[Dataset items]
## BEGIN

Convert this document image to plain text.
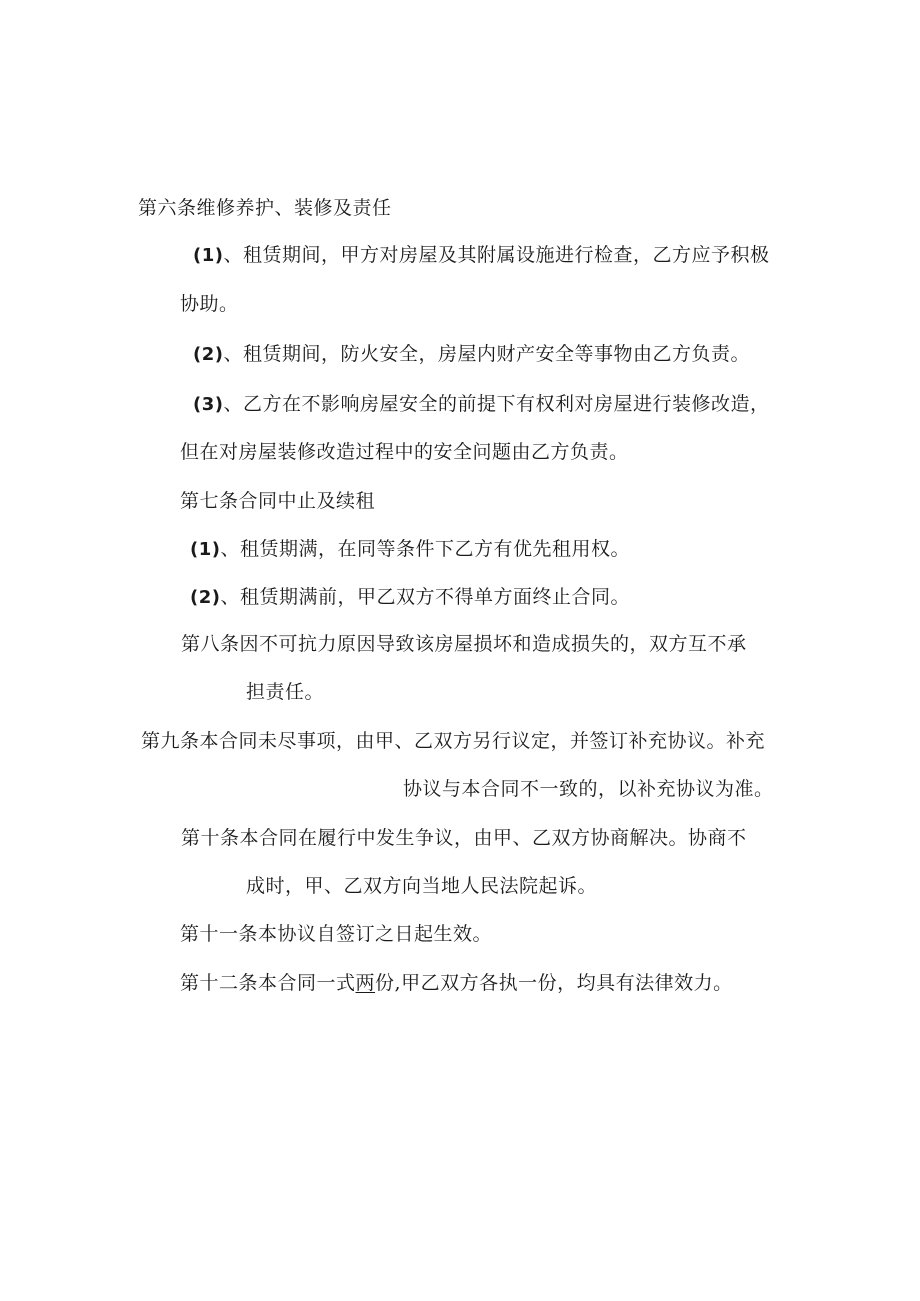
第六条维修养护、装修及责任
(1)、租赁期间，甲方对房屋及其附属设施进行检查，乙方应予积极
协助。
(2)、租赁期间，防火安全，房屋内财产安全等事物由乙方负责。
(3)、乙方在不影响房屋安全的前提下有权利对房屋进行装修改造，
但在对房屋装修改造过程中的安全问题由乙方负责。
第七条合同中止及续租
(1)、租赁期满，在同等条件下乙方有优先租用权。
(2)、租赁期满前，甲乙双方不得单方面终止合同。
第八条因不可抗力原因导致该房屋损坏和造成损失的，双方互不承
担责任。
第九条本合同未尽事项，由甲、乙双方另行议定，并签订补充协议。补充
协议与本合同不一致的，以补充协议为准。
第十条本合同在履行中发生争议，由甲、乙双方协商解决。协商不
成时，甲、乙双方向当地人民法院起诉。
第十一条本协议自签订之日起生效。
第十二条本合同一式两份,甲乙双方各执一份，均具有法律效力。
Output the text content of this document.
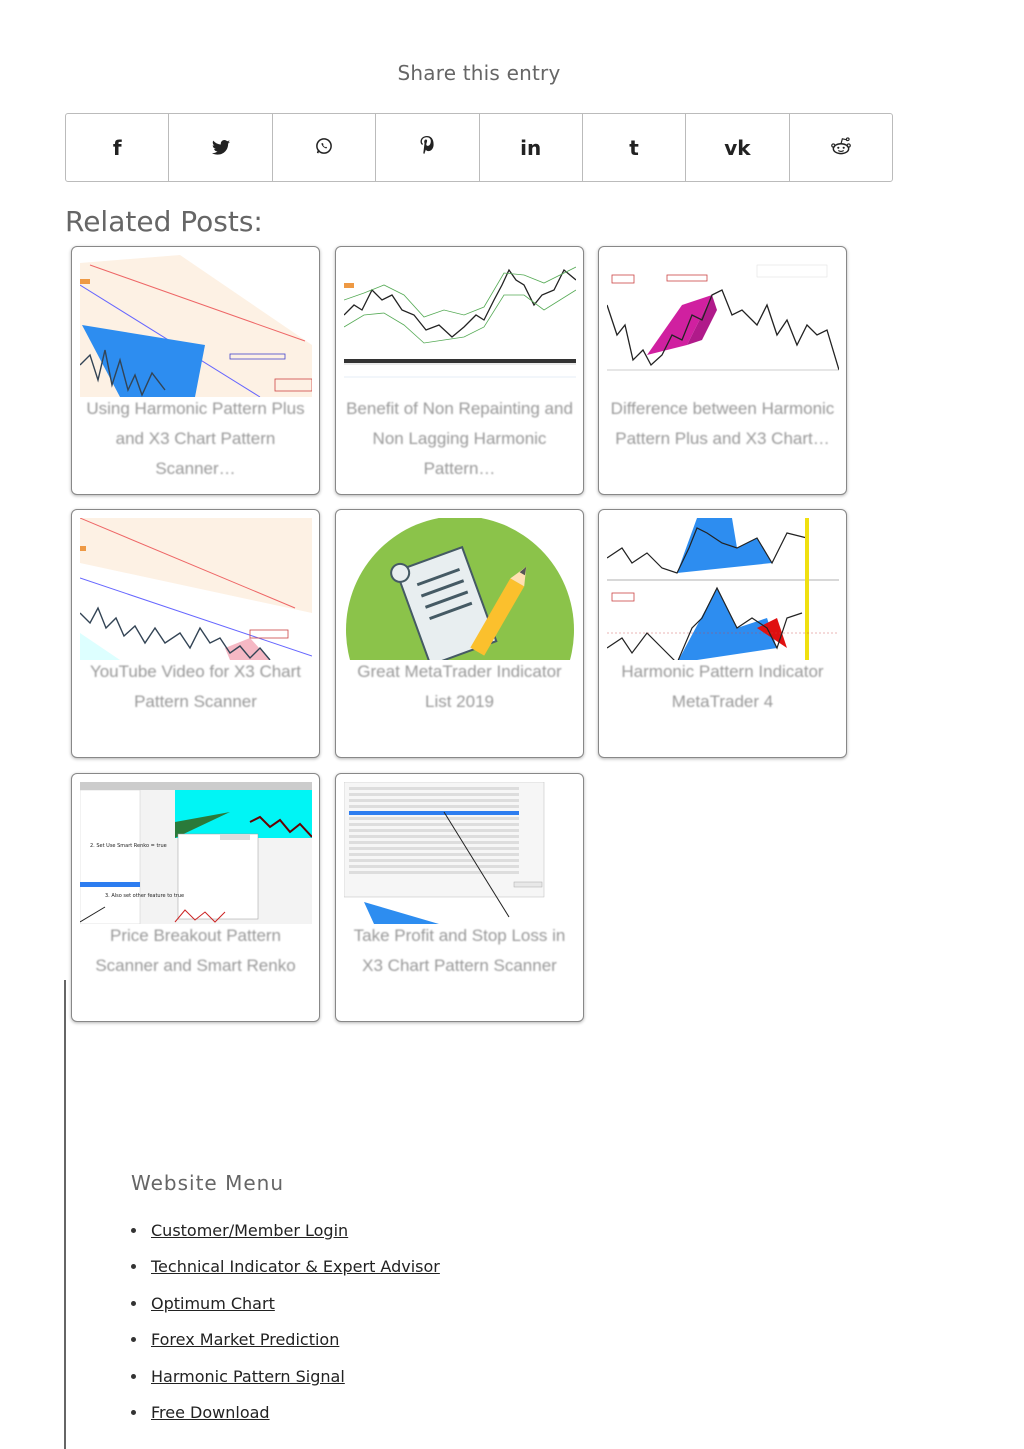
Share this entry
f	in	t	vk
Related Posts:
Using Harmonic Pattern Plus and X3 Chart Pattern Scanner…
Benefit of Non Repainting and Non Lagging Harmonic Pattern…
Difference between Harmonic Pattern Plus and X3 Chart…
YouTube Video for X3 Chart Pattern Scanner
Great MetaTrader Indicator List 2019
Harmonic Pattern Indicator MetaTrader 4
2. Set Use Smart Renko = true
3. Also set other feature to true
Price Breakout Pattern Scanner and Smart Renko
Take Profit and Stop Loss in X3 Chart Pattern Scanner
Website Menu
Customer/Member Login
Technical Indicator & Expert Advisor
Optimum Chart
Forex Market Prediction
Harmonic Pattern Signal
Free Download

## END

* **What is needed**: Which lines hold the string "Renko"? List them all.

* **Exercise answer**:
2. Set Use Smart Renko = true
Price Breakout Pattern Scanner and Smart Renko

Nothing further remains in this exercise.